→ GOAL
Copy out every record below with complete accuracy.

→ DATA

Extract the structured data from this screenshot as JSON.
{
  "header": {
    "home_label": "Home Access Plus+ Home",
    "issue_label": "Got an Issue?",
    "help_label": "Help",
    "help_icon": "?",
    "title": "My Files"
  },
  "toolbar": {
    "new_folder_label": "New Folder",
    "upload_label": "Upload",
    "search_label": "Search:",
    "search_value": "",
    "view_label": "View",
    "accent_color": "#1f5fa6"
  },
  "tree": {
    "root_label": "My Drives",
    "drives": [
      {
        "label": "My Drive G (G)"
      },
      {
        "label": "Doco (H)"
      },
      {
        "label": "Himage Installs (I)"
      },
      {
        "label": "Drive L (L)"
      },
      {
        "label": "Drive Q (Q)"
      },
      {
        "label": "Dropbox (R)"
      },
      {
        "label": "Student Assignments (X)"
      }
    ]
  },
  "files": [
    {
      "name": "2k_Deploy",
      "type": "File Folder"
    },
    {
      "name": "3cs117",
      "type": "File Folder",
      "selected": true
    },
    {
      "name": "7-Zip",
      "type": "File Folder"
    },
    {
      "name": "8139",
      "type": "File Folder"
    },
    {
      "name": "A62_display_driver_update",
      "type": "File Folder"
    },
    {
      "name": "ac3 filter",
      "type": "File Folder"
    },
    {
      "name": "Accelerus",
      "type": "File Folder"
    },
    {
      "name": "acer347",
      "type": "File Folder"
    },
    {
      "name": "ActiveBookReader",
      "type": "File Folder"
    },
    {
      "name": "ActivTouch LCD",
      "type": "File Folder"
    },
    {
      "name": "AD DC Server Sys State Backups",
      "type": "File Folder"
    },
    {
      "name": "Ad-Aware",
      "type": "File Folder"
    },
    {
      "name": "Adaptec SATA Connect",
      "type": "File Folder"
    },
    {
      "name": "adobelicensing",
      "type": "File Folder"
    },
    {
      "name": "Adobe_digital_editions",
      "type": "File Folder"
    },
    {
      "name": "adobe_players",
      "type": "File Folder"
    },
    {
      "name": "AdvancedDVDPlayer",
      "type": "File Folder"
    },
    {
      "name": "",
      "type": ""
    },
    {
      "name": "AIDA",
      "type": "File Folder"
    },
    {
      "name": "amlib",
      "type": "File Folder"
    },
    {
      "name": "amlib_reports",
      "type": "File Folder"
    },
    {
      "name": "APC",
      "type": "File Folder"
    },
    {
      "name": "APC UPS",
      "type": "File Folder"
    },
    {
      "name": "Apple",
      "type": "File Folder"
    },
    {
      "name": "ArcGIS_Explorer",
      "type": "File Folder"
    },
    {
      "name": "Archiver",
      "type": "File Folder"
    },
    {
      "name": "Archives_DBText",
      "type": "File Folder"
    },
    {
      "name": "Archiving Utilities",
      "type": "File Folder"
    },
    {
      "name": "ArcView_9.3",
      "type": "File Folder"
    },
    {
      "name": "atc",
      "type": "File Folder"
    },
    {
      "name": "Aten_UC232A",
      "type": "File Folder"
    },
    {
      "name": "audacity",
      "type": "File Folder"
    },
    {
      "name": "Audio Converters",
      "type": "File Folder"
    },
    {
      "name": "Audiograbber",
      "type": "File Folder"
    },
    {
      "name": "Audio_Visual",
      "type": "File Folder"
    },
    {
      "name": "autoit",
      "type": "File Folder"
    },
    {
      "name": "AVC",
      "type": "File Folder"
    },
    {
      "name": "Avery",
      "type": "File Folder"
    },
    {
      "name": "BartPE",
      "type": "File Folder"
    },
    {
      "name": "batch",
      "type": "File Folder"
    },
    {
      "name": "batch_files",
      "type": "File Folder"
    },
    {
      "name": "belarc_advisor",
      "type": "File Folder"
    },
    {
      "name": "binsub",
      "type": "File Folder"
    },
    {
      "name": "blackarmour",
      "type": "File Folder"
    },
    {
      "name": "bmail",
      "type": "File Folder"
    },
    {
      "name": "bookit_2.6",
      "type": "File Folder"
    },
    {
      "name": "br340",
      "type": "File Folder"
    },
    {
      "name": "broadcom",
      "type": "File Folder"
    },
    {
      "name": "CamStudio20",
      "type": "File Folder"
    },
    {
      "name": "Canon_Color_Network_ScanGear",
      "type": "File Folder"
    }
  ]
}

→ CORRECT RESULT
Extract the structured data from this screenshot as JSON.
{
  "header": {
    "home_label": "Home Access Plus+ Home",
    "issue_label": "Got an Issue?",
    "help_label": "Help",
    "help_icon": "?",
    "title": "My Files"
  },
  "toolbar": {
    "new_folder_label": "New Folder",
    "upload_label": "Upload",
    "search_label": "Search:",
    "search_value": "",
    "view_label": "View",
    "accent_color": "#1f5fa6"
  },
  "tree": {
    "root_label": "My Drives",
    "drives": [
      {
        "label": "My Drive G (G)"
      },
      {
        "label": "Doco (H)"
      },
      {
        "label": "Himage Installs (I)"
      },
      {
        "label": "Drive L (L)"
      },
      {
        "label": "Drive Q (Q)"
      },
      {
        "label": "Dropbox (R)"
      },
      {
        "label": "Student Assignments (X)"
      }
    ]
  },
  "files": [
    {
      "name": "2k_Deploy",
      "type": "File Folder"
    },
    {
      "name": "3cs117",
      "type": "File Folder",
      "selected": true
    },
    {
      "name": "7-Zip",
      "type": "File Folder"
    },
    {
      "name": "8139",
      "type": "File Folder"
    },
    {
      "name": "A62_display_driver_update",
      "type": "File Folder"
    },
    {
      "name": "ac3 filter",
      "type": "File Folder"
    },
    {
      "name": "Accelerus",
      "type": "File Folder"
    },
    {
      "name": "acer347",
      "type": "File Folder"
    },
    {
      "name": "ActiveBookReader",
      "type": "File Folder"
    },
    {
      "name": "ActivTouch LCD",
      "type": "File Folder"
    },
    {
      "name": "AD DC Server Sys State Backups",
      "type": "File Folder"
    },
    {
      "name": "Ad-Aware",
      "type": "File Folder"
    },
    {
      "name": "Adaptec SATA Connect",
      "type": "File Folder"
    },
    {
      "name": "adobelicensing",
      "type": "File Folder"
    },
    {
      "name": "Adobe_digital_editions",
      "type": "File Folder"
    },
    {
      "name": "adobe_players",
      "type": "File Folder"
    },
    {
      "name": "AdvancedDVDPlayer",
      "type": "File Folder"
    },
    {
      "name": "",
      "type": ""
    },
    {
      "name": "AIDA",
      "type": "File Folder"
    },
    {
      "name": "amlib",
      "type": "File Folder"
    },
    {
      "name": "amlib_reports",
      "type": "File Folder"
    },
    {
      "name": "APC",
      "type": "File Folder"
    },
    {
      "name": "APC UPS",
      "type": "File Folder"
    },
    {
      "name": "Apple",
      "type": "File Folder"
    },
    {
      "name": "ArcGIS_Explorer",
      "type": "File Folder"
    },
    {
      "name": "Archiver",
      "type": "File Folder"
    },
    {
      "name": "Archives_DBText",
      "type": "File Folder"
    },
    {
      "name": "Archiving Utilities",
      "type": "File Folder"
    },
    {
      "name": "ArcView_9.3",
      "type": "File Folder"
    },
    {
      "name": "atc",
      "type": "File Folder"
    },
    {
      "name": "Aten_UC232A",
      "type": "File Folder"
    },
    {
      "name": "audacity",
      "type": "File Folder"
    },
    {
      "name": "Audio Converters",
      "type": "File Folder"
    },
    {
      "name": "Audiograbber",
      "type": "File Folder"
    },
    {
      "name": "Audio_Visual",
      "type": "File Folder"
    },
    {
      "name": "autoit",
      "type": "File Folder"
    },
    {
      "name": "AVC",
      "type": "File Folder"
    },
    {
      "name": "Avery",
      "type": "File Folder"
    },
    {
      "name": "BartPE",
      "type": "File Folder"
    },
    {
      "name": "batch",
      "type": "File Folder"
    },
    {
      "name": "batch_files",
      "type": "File Folder"
    },
    {
      "name": "belarc_advisor",
      "type": "File Folder"
    },
    {
      "name": "binsub",
      "type": "File Folder"
    },
    {
      "name": "blackarmour",
      "type": "File Folder"
    },
    {
      "name": "bmail",
      "type": "File Folder"
    },
    {
      "name": "bookit_2.6",
      "type": "File Folder"
    },
    {
      "name": "br340",
      "type": "File Folder"
    },
    {
      "name": "broadcom",
      "type": "File Folder"
    },
    {
      "name": "CamStudio20",
      "type": "File Folder"
    },
    {
      "name": "Canon_Color_Network_ScanGear",
      "type": "File Folder"
    }
  ]
}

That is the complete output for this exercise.